**What you should do:** Some lines of these records may hold the word "author"; state how many, using only the number.

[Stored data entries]

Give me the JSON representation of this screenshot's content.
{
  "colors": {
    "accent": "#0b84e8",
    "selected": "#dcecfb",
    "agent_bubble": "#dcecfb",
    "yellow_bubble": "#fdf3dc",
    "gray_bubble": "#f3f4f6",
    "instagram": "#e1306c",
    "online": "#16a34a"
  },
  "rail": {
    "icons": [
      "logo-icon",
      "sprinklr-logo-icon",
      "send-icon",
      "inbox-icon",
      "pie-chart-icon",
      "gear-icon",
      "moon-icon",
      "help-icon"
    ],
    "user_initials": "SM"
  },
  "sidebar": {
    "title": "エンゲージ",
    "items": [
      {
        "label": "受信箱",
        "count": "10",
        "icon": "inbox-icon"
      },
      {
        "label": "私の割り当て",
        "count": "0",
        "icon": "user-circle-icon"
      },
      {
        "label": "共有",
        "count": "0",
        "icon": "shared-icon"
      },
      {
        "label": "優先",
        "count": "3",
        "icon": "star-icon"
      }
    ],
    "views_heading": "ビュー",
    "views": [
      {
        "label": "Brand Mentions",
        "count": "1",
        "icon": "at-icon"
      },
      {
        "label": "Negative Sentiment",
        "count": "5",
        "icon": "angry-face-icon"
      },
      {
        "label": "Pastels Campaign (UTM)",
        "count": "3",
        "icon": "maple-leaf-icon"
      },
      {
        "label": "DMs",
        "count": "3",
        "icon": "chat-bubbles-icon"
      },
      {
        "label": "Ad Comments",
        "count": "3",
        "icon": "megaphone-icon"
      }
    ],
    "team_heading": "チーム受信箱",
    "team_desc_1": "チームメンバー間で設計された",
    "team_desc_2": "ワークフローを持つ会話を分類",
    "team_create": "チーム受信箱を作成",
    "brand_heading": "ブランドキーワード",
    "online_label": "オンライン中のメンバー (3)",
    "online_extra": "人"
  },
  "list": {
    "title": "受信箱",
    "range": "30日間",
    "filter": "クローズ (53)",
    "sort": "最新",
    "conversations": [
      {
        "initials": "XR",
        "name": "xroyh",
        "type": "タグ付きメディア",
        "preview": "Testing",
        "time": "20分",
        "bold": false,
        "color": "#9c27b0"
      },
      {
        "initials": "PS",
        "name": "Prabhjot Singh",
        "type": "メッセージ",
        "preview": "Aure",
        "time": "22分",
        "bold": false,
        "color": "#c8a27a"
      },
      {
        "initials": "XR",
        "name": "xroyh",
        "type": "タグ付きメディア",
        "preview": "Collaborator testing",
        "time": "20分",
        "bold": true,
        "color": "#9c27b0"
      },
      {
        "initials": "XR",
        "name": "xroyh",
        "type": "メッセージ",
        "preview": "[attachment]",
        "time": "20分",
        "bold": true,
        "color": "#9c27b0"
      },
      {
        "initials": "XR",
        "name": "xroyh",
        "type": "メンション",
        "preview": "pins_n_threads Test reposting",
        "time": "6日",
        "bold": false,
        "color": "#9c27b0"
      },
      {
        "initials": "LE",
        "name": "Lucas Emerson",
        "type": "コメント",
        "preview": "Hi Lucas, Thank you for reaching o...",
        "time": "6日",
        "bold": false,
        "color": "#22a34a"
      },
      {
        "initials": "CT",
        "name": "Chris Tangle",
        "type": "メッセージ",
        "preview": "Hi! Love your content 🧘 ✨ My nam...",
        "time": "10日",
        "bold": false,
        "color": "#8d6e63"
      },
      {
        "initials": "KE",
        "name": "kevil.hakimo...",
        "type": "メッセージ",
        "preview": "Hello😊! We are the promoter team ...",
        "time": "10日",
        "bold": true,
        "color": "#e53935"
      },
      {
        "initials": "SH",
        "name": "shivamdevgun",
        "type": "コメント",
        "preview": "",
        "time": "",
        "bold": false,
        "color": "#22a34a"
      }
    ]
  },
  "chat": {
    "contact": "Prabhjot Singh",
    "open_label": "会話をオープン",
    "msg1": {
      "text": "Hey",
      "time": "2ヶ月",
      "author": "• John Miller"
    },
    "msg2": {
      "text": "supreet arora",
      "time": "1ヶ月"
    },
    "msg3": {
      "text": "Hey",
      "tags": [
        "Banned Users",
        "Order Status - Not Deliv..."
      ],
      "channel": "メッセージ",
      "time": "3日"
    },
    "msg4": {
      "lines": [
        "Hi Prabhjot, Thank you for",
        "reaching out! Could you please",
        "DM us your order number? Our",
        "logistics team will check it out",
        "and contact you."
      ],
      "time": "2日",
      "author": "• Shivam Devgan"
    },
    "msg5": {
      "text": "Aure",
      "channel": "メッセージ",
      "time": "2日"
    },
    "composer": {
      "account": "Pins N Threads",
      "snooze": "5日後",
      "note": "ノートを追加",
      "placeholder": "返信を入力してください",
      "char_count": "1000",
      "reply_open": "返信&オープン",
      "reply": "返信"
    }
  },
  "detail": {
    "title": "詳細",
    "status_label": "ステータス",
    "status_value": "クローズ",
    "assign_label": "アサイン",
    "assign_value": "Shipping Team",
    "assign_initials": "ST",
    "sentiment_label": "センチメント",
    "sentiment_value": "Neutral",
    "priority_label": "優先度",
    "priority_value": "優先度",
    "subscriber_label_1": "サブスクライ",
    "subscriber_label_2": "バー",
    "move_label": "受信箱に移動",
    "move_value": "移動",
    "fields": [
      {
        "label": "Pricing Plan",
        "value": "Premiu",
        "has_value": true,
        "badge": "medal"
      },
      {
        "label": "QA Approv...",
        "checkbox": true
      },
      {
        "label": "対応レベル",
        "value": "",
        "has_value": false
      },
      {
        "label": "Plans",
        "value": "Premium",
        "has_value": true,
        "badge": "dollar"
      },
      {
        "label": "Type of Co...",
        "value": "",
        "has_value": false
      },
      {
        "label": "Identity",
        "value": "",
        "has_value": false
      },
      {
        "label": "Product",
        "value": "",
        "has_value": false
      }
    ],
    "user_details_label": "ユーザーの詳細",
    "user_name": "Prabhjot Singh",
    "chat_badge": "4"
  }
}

**Solution to the exercise:** 2